- _Stored data_:
++++++++++++++++++++

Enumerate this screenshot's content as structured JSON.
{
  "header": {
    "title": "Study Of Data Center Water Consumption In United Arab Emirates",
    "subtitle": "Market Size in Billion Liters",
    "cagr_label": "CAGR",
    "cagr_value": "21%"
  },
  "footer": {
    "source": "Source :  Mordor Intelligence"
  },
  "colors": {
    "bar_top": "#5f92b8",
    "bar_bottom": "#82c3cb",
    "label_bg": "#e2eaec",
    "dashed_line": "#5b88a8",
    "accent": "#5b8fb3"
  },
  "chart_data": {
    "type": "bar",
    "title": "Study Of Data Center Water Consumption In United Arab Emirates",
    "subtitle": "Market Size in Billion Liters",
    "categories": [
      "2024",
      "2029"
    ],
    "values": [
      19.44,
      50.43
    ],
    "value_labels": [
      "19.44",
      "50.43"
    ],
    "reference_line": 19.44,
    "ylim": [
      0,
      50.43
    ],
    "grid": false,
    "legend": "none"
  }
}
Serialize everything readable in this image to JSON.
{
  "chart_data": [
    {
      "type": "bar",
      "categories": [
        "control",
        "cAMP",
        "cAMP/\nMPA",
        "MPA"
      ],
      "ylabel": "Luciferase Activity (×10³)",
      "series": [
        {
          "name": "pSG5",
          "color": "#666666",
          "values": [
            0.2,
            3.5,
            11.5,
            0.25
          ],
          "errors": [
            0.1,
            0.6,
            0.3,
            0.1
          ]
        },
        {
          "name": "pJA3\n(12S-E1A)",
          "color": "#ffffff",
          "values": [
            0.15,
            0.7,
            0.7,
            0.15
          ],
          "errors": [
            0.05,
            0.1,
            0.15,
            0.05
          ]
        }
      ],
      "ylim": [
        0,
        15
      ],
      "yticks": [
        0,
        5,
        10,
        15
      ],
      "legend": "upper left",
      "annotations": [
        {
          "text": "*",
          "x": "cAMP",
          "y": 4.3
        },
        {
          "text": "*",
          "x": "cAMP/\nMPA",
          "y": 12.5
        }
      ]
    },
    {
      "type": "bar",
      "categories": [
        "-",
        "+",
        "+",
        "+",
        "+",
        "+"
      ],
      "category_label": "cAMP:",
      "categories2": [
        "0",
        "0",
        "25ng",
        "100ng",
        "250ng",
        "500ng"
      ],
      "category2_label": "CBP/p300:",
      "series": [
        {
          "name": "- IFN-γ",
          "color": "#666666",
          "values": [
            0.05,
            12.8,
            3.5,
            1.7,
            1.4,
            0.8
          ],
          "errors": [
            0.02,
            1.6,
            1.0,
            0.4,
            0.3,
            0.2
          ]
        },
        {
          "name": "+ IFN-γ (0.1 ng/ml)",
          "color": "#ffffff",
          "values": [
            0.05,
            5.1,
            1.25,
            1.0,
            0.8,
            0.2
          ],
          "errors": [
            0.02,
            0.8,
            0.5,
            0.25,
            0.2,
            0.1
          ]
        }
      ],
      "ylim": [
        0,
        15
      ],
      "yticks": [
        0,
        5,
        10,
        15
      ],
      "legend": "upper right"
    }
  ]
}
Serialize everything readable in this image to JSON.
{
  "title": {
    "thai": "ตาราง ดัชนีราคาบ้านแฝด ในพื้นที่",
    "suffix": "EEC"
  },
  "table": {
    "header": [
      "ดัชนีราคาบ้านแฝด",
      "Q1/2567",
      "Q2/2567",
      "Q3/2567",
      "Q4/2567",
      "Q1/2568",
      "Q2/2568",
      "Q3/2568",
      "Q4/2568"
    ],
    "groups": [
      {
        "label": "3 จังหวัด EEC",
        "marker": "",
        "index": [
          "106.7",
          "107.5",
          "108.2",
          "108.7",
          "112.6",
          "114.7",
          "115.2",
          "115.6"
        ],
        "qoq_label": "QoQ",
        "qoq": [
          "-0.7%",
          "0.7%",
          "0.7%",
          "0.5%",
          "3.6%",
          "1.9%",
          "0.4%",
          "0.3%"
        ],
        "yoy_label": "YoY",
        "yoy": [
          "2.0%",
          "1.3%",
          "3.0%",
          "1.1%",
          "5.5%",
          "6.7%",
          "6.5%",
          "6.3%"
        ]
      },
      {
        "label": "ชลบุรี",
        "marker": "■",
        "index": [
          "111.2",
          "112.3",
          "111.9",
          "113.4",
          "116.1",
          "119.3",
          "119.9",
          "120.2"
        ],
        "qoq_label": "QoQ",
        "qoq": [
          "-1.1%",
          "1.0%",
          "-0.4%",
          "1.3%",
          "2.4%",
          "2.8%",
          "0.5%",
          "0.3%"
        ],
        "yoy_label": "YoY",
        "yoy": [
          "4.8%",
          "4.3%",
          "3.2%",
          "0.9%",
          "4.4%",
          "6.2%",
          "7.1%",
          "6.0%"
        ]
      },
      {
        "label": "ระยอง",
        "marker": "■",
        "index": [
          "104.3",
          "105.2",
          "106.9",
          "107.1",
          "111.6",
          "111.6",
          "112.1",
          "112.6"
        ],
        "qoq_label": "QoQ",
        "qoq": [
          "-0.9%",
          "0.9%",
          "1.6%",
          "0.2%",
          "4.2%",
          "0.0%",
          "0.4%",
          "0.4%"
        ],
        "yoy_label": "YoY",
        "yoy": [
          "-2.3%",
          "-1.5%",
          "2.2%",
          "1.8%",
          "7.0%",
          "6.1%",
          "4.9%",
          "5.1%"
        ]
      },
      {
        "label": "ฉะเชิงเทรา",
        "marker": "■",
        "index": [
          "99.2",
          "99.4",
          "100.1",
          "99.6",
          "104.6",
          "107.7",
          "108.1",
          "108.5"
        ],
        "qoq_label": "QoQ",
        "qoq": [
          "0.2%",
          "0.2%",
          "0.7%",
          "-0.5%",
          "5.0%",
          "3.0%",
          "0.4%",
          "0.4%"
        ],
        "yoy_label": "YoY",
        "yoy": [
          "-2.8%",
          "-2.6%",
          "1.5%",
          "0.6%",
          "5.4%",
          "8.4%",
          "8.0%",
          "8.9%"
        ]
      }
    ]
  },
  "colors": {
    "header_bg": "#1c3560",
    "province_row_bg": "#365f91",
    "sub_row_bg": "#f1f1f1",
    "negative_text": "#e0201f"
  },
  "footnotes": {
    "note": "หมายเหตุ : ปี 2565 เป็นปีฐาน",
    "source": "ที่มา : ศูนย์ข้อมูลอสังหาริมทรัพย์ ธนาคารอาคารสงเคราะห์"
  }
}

++++++++++++++++++++

- _Problem requirements_: Repeat every record, exactly as written.

- _Result of the exercise_:
Enumerate this screenshot's content as structured JSON.
{
  "header": {
    "title": "Study Of Data Center Water Consumption In United Arab Emirates",
    "subtitle": "Market Size in Billion Liters",
    "cagr_label": "CAGR",
    "cagr_value": "21%"
  },
  "footer": {
    "source": "Source :  Mordor Intelligence"
  },
  "colors": {
    "bar_top": "#5f92b8",
    "bar_bottom": "#82c3cb",
    "label_bg": "#e2eaec",
    "dashed_line": "#5b88a8",
    "accent": "#5b8fb3"
  },
  "chart_data": {
    "type": "bar",
    "title": "Study Of Data Center Water Consumption In United Arab Emirates",
    "subtitle": "Market Size in Billion Liters",
    "categories": [
      "2024",
      "2029"
    ],
    "values": [
      19.44,
      50.43
    ],
    "value_labels": [
      "19.44",
      "50.43"
    ],
    "reference_line": 19.44,
    "ylim": [
      0,
      50.43
    ],
    "grid": false,
    "legend": "none"
  }
}
Serialize everything readable in this image to JSON.
{
  "chart_data": [
    {
      "type": "bar",
      "categories": [
        "control",
        "cAMP",
        "cAMP/\nMPA",
        "MPA"
      ],
      "ylabel": "Luciferase Activity (×10³)",
      "series": [
        {
          "name": "pSG5",
          "color": "#666666",
          "values": [
            0.2,
            3.5,
            11.5,
            0.25
          ],
          "errors": [
            0.1,
            0.6,
            0.3,
            0.1
          ]
        },
        {
          "name": "pJA3\n(12S-E1A)",
          "color": "#ffffff",
          "values": [
            0.15,
            0.7,
            0.7,
            0.15
          ],
          "errors": [
            0.05,
            0.1,
            0.15,
            0.05
          ]
        }
      ],
      "ylim": [
        0,
        15
      ],
      "yticks": [
        0,
        5,
        10,
        15
      ],
      "legend": "upper left",
      "annotations": [
        {
          "text": "*",
          "x": "cAMP",
          "y": 4.3
        },
        {
          "text": "*",
          "x": "cAMP/\nMPA",
          "y": 12.5
        }
      ]
    },
    {
      "type": "bar",
      "categories": [
        "-",
        "+",
        "+",
        "+",
        "+",
        "+"
      ],
      "category_label": "cAMP:",
      "categories2": [
        "0",
        "0",
        "25ng",
        "100ng",
        "250ng",
        "500ng"
      ],
      "category2_label": "CBP/p300:",
      "series": [
        {
          "name": "- IFN-γ",
          "color": "#666666",
          "values": [
            0.05,
            12.8,
            3.5,
            1.7,
            1.4,
            0.8
          ],
          "errors": [
            0.02,
            1.6,
            1.0,
            0.4,
            0.3,
            0.2
          ]
        },
        {
          "name": "+ IFN-γ (0.1 ng/ml)",
          "color": "#ffffff",
          "values": [
            0.05,
            5.1,
            1.25,
            1.0,
            0.8,
            0.2
          ],
          "errors": [
            0.02,
            0.8,
            0.5,
            0.25,
            0.2,
            0.1
          ]
        }
      ],
      "ylim": [
        0,
        15
      ],
      "yticks": [
        0,
        5,
        10,
        15
      ],
      "legend": "upper right"
    }
  ]
}
Serialize everything readable in this image to JSON.
{
  "title": {
    "thai": "ตาราง ดัชนีราคาบ้านแฝด ในพื้นที่",
    "suffix": "EEC"
  },
  "table": {
    "header": [
      "ดัชนีราคาบ้านแฝด",
      "Q1/2567",
      "Q2/2567",
      "Q3/2567",
      "Q4/2567",
      "Q1/2568",
      "Q2/2568",
      "Q3/2568",
      "Q4/2568"
    ],
    "groups": [
      {
        "label": "3 จังหวัด EEC",
        "marker": "",
        "index": [
          "106.7",
          "107.5",
          "108.2",
          "108.7",
          "112.6",
          "114.7",
          "115.2",
          "115.6"
        ],
        "qoq_label": "QoQ",
        "qoq": [
          "-0.7%",
          "0.7%",
          "0.7%",
          "0.5%",
          "3.6%",
          "1.9%",
          "0.4%",
          "0.3%"
        ],
        "yoy_label": "YoY",
        "yoy": [
          "2.0%",
          "1.3%",
          "3.0%",
          "1.1%",
          "5.5%",
          "6.7%",
          "6.5%",
          "6.3%"
        ]
      },
      {
        "label": "ชลบุรี",
        "marker": "■",
        "index": [
          "111.2",
          "112.3",
          "111.9",
          "113.4",
          "116.1",
          "119.3",
          "119.9",
          "120.2"
        ],
        "qoq_label": "QoQ",
        "qoq": [
          "-1.1%",
          "1.0%",
          "-0.4%",
          "1.3%",
          "2.4%",
          "2.8%",
          "0.5%",
          "0.3%"
        ],
        "yoy_label": "YoY",
        "yoy": [
          "4.8%",
          "4.3%",
          "3.2%",
          "0.9%",
          "4.4%",
          "6.2%",
          "7.1%",
          "6.0%"
        ]
      },
      {
        "label": "ระยอง",
        "marker": "■",
        "index": [
          "104.3",
          "105.2",
          "106.9",
          "107.1",
          "111.6",
          "111.6",
          "112.1",
          "112.6"
        ],
        "qoq_label": "QoQ",
        "qoq": [
          "-0.9%",
          "0.9%",
          "1.6%",
          "0.2%",
          "4.2%",
          "0.0%",
          "0.4%",
          "0.4%"
        ],
        "yoy_label": "YoY",
        "yoy": [
          "-2.3%",
          "-1.5%",
          "2.2%",
          "1.8%",
          "7.0%",
          "6.1%",
          "4.9%",
          "5.1%"
        ]
      },
      {
        "label": "ฉะเชิงเทรา",
        "marker": "■",
        "index": [
          "99.2",
          "99.4",
          "100.1",
          "99.6",
          "104.6",
          "107.7",
          "108.1",
          "108.5"
        ],
        "qoq_label": "QoQ",
        "qoq": [
          "0.2%",
          "0.2%",
          "0.7%",
          "-0.5%",
          "5.0%",
          "3.0%",
          "0.4%",
          "0.4%"
        ],
        "yoy_label": "YoY",
        "yoy": [
          "-2.8%",
          "-2.6%",
          "1.5%",
          "0.6%",
          "5.4%",
          "8.4%",
          "8.0%",
          "8.9%"
        ]
      }
    ]
  },
  "colors": {
    "header_bg": "#1c3560",
    "province_row_bg": "#365f91",
    "sub_row_bg": "#f1f1f1",
    "negative_text": "#e0201f"
  },
  "footnotes": {
    "note": "หมายเหตุ : ปี 2565 เป็นปีฐาน",
    "source": "ที่มา : ศูนย์ข้อมูลอสังหาริมทรัพย์ ธนาคารอาคารสงเคราะห์"
  }
}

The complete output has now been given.